(Stored data entries)

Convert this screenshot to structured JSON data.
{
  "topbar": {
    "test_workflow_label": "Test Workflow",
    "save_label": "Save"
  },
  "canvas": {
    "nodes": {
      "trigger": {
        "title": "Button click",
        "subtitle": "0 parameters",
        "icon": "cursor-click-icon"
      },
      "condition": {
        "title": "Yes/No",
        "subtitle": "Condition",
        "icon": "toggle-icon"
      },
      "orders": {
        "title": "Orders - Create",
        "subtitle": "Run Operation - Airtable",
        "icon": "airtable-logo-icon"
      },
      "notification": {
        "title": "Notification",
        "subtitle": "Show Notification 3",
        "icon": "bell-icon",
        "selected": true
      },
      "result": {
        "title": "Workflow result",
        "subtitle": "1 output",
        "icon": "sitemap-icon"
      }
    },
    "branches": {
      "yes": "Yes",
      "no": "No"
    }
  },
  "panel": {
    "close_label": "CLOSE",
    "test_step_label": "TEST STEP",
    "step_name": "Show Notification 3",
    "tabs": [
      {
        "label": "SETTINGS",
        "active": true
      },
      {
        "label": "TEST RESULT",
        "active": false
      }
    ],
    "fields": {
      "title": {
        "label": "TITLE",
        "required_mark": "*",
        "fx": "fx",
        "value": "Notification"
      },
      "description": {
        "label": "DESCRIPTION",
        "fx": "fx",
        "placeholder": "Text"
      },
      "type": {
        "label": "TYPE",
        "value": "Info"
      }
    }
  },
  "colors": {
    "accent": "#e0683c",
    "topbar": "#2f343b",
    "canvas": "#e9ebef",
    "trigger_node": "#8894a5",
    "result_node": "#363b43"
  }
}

● **STATED PROBLEM**
Give the listing again, word for word.

● **REPLY**
Convert this screenshot to structured JSON data.
{
  "topbar": {
    "test_workflow_label": "Test Workflow",
    "save_label": "Save"
  },
  "canvas": {
    "nodes": {
      "trigger": {
        "title": "Button click",
        "subtitle": "0 parameters",
        "icon": "cursor-click-icon"
      },
      "condition": {
        "title": "Yes/No",
        "subtitle": "Condition",
        "icon": "toggle-icon"
      },
      "orders": {
        "title": "Orders - Create",
        "subtitle": "Run Operation - Airtable",
        "icon": "airtable-logo-icon"
      },
      "notification": {
        "title": "Notification",
        "subtitle": "Show Notification 3",
        "icon": "bell-icon",
        "selected": true
      },
      "result": {
        "title": "Workflow result",
        "subtitle": "1 output",
        "icon": "sitemap-icon"
      }
    },
    "branches": {
      "yes": "Yes",
      "no": "No"
    }
  },
  "panel": {
    "close_label": "CLOSE",
    "test_step_label": "TEST STEP",
    "step_name": "Show Notification 3",
    "tabs": [
      {
        "label": "SETTINGS",
        "active": true
      },
      {
        "label": "TEST RESULT",
        "active": false
      }
    ],
    "fields": {
      "title": {
        "label": "TITLE",
        "required_mark": "*",
        "fx": "fx",
        "value": "Notification"
      },
      "description": {
        "label": "DESCRIPTION",
        "fx": "fx",
        "placeholder": "Text"
      },
      "type": {
        "label": "TYPE",
        "value": "Info"
      }
    }
  },
  "colors": {
    "accent": "#e0683c",
    "topbar": "#2f343b",
    "canvas": "#e9ebef",
    "trigger_node": "#8894a5",
    "result_node": "#363b43"
  }
}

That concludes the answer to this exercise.